▶ **WORK TO DO**:
(1) Reproduce the essay on the morality of litigation word for word, from "Unfortunately, the founding" to "our constitutional republic.".
(2) For each statement below, decide whether it agrees with the essay on the morality of litigation, answering yes or no and quoting the words of the essay that settle it. (a) The essay states that the United States is a democracy. (b) The essay states that corporations came to hold official status as citizens. (c) The essay dates the remark about railroads to 1876.

▶ **PASSAGE SHOWN**:
::::

The Morality of Litigation – Part I

August 7th, 2010

Forgetting the Principles

The United States of America is not a democracy. Hopefully, this statement won’t shock the average reader in this age of information. Our country operates as a ‘Republic’, meaning that we elect people to make decisions for us instead of voting directly to create the laws by which we live. We use an electoral college and complex legislative procedures instead of a ‘one man, one vote and majority rules’ methodology. Our elected representatives don’t have free reign however; insofar as we hold them to that major outline of American legal principles referred to as the Constitution. This was written by the founding fathers to ensure we wouldn’t move too far from their original vision during the centuries of legal evolution expected to follow their initiatives. This made the courts an invaluable part of our system of government. Leaders might come and go but the principles of government to which they must adhere would endure.

Unfortunately, the founding fathers didn’t quite foresee the extent to which money would be used to overturn the basic principles of our constitutional republic.

At some point, primarily through a chance remark made in 1866 regarding the rights of railroads to enjoy the due process of law, corporations obtained official status as ‘citizens’. Once imbued with their own set of constitutional rights those newly created citizens, whose corporeal bodies are really made of paper, began to alter the nature and future of this Republic. The privileges accorded to our ‘Paper Citizens’ are eroding the foundation upon which American society is uniquely based and explains why we have lost the ability to get ‘back on track’. Our courts have become inaccessible to the average individual, whose life experiences would promote legal evolution in the direction most related to the daily lives of our diverse population, including business owners. Instead, the courts have become the playthings of conglomerates with interests far beyond our borders.

::::

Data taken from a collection
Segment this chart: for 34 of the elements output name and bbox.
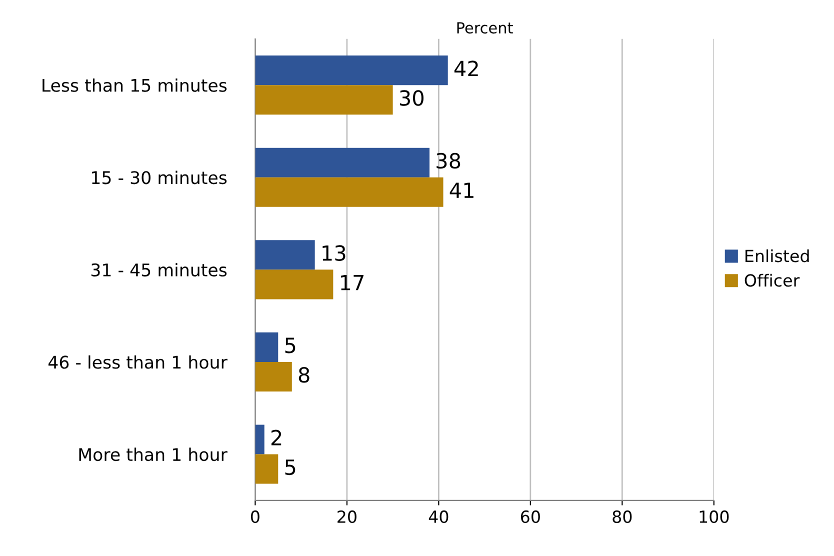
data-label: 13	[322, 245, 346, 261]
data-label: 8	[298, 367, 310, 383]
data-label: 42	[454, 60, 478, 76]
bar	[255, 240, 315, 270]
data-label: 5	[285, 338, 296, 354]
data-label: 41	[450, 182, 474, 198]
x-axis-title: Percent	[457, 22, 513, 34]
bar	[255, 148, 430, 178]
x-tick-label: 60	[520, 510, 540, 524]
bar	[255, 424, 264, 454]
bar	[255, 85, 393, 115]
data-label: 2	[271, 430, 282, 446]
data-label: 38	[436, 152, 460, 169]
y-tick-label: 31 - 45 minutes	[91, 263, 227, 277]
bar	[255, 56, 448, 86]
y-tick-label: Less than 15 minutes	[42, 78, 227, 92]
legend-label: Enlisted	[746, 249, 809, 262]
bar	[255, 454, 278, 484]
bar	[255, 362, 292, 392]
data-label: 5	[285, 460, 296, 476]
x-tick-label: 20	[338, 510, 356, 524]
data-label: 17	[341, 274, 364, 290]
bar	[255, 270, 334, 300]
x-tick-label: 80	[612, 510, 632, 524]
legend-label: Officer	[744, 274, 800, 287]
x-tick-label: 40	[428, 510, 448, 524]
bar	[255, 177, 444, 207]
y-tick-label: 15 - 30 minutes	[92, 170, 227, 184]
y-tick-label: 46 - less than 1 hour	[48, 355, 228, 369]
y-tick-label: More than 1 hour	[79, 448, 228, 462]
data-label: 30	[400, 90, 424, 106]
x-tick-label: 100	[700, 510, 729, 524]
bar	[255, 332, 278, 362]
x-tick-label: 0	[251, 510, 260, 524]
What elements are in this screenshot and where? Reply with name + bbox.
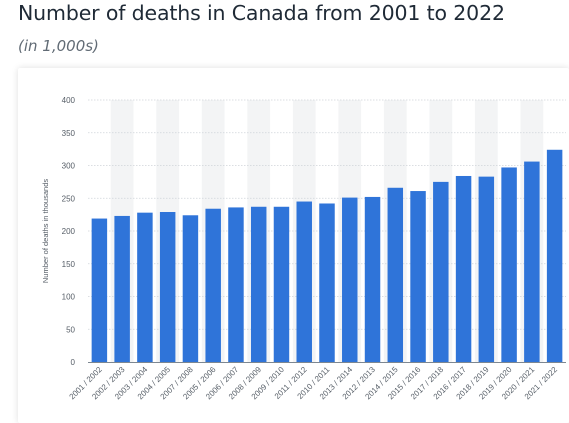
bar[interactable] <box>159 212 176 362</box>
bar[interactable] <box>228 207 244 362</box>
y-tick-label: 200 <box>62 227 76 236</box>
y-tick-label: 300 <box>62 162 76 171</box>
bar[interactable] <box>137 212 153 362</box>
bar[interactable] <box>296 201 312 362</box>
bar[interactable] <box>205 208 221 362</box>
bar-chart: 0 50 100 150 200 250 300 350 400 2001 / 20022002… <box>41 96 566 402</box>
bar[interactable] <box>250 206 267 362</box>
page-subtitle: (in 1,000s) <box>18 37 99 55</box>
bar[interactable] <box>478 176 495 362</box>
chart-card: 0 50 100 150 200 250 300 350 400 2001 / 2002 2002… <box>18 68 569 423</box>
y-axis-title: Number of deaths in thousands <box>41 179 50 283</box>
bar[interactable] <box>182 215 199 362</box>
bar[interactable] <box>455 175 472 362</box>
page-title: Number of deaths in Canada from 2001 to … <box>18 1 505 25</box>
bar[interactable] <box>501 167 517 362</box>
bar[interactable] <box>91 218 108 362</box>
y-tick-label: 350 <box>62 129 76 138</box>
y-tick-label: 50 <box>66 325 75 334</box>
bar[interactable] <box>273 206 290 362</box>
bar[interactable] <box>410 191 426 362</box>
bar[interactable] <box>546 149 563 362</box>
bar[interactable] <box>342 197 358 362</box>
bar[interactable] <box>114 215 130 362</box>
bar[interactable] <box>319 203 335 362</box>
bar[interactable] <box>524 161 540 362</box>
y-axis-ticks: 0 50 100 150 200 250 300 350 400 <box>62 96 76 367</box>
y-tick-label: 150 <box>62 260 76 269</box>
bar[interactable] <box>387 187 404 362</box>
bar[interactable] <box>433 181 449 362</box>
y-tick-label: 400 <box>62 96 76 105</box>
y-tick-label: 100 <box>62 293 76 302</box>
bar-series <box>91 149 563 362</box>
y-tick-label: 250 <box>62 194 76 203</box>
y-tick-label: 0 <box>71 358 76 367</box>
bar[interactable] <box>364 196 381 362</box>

::::

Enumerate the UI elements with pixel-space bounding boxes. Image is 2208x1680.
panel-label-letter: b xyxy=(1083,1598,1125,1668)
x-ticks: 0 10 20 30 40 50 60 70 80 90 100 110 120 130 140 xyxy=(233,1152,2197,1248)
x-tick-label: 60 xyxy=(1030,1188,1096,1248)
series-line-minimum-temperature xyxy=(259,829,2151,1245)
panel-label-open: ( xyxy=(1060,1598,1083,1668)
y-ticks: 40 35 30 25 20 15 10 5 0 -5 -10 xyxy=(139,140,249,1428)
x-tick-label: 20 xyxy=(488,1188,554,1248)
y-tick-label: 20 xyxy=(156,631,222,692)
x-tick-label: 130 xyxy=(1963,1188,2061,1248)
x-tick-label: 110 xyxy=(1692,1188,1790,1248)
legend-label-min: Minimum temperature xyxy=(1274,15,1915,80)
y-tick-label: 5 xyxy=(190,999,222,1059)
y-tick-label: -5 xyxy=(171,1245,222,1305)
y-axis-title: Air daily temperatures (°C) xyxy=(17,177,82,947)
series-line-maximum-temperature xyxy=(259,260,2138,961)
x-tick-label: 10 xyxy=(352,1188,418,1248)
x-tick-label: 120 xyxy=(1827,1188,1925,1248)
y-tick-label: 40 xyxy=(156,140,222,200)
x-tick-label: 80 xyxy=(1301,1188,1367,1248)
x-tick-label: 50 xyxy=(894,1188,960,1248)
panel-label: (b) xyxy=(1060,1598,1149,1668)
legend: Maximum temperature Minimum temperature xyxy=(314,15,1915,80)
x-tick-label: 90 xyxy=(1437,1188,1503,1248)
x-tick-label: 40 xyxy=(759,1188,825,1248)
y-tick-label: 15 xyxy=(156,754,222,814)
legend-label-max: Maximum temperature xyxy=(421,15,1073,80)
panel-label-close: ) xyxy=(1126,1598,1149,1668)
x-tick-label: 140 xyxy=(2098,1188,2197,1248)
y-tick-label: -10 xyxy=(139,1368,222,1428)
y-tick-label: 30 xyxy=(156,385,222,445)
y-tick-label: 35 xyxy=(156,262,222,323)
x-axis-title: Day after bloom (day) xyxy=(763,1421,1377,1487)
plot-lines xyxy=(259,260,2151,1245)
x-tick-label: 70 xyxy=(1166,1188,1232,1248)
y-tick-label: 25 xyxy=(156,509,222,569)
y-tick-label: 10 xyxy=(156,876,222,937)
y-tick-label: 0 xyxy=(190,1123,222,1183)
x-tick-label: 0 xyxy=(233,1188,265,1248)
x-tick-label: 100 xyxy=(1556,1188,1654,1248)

::::

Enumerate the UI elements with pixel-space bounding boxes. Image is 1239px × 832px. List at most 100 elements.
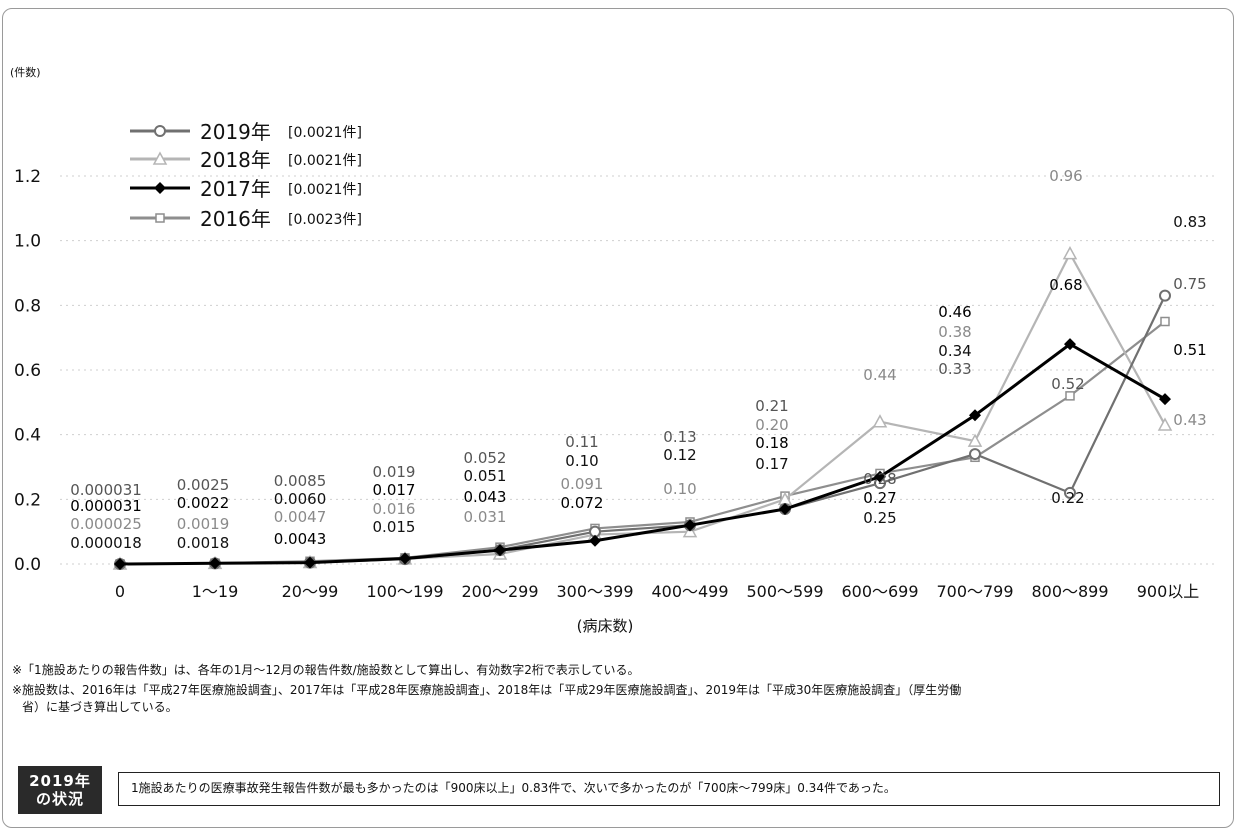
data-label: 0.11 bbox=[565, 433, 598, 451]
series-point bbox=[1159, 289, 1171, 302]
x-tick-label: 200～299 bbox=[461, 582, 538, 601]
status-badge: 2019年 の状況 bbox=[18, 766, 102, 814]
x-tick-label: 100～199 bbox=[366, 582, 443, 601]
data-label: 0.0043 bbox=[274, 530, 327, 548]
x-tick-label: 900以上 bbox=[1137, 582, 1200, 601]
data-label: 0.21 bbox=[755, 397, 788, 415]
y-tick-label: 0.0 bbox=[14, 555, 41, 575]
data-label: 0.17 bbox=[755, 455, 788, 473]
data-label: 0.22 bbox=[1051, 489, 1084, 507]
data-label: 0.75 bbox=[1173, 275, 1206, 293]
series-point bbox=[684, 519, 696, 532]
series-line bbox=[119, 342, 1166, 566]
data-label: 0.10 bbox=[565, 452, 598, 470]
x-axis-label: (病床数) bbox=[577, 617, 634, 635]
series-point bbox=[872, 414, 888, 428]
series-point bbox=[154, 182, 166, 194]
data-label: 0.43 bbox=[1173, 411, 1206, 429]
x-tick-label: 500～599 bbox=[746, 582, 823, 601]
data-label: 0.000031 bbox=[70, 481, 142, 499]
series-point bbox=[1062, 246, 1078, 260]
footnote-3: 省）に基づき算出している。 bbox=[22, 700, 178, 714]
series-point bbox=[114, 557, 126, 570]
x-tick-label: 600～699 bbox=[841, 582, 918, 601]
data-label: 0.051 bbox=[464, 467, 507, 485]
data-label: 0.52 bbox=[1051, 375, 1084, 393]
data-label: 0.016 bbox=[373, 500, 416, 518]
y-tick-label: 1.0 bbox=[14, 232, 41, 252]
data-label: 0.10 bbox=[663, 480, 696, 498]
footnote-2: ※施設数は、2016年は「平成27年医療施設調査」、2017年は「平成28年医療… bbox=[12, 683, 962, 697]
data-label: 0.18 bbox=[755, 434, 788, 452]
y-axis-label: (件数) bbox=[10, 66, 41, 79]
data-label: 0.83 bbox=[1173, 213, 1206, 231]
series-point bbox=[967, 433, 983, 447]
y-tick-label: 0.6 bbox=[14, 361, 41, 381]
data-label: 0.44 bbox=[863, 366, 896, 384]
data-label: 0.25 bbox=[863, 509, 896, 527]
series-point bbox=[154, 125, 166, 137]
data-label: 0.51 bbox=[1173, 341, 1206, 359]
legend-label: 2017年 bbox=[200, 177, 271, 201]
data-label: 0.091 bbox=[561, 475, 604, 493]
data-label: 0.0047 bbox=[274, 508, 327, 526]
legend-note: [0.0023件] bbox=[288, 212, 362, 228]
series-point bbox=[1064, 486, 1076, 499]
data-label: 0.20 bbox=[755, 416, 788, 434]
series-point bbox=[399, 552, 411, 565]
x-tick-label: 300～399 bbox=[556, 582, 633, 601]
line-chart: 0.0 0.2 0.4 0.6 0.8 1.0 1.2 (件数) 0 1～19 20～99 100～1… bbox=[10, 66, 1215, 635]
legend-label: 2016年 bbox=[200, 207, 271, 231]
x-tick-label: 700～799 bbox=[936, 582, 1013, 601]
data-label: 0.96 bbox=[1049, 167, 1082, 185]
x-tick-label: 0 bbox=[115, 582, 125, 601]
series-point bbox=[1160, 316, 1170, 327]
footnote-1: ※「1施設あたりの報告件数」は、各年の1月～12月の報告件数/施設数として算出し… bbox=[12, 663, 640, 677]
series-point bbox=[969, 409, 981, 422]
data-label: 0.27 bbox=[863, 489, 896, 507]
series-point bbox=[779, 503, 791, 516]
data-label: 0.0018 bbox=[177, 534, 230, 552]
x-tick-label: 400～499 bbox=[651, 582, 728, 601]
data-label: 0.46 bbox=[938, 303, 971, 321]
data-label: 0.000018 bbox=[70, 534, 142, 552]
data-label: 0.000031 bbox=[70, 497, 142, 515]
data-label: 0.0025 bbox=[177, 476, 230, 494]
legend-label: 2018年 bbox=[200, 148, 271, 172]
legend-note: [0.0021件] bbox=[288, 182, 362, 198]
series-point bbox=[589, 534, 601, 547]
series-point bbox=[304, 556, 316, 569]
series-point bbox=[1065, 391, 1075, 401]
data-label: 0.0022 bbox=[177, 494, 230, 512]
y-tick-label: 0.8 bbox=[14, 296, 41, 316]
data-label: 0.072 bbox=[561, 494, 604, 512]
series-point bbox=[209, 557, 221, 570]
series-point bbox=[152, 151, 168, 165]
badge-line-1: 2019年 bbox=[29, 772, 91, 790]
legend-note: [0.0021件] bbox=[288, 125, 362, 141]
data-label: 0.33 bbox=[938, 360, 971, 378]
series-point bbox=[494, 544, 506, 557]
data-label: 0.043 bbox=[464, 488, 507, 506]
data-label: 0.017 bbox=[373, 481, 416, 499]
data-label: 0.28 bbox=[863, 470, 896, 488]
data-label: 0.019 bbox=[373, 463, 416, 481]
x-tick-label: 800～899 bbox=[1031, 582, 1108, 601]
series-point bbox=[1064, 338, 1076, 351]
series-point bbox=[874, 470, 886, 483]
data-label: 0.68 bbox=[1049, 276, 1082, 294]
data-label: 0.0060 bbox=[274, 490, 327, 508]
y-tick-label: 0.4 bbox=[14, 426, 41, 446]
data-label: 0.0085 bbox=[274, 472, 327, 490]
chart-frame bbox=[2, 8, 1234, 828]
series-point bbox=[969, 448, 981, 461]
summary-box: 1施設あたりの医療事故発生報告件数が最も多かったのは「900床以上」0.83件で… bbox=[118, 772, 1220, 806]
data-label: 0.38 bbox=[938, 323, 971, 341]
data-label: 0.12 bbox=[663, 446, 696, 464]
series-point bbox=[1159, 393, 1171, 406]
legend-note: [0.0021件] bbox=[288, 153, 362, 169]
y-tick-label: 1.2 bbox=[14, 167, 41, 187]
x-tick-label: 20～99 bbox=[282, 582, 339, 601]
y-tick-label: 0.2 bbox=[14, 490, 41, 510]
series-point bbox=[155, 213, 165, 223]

::::

▶ **ANSWERS BY TASK**:
(1)
Unfortunately, the founding fathers didn’t quite foresee the extent to which money would be used to overturn the basic principles of our constitutional republic.

(2)
(a) No: "The United States of America is not a democracy."
(b) Yes: "corporations obtained official status as ‘citizens’"
(c) No: "a chance remark made in 1866 regarding the rights of railroads to enjoy the due process of law"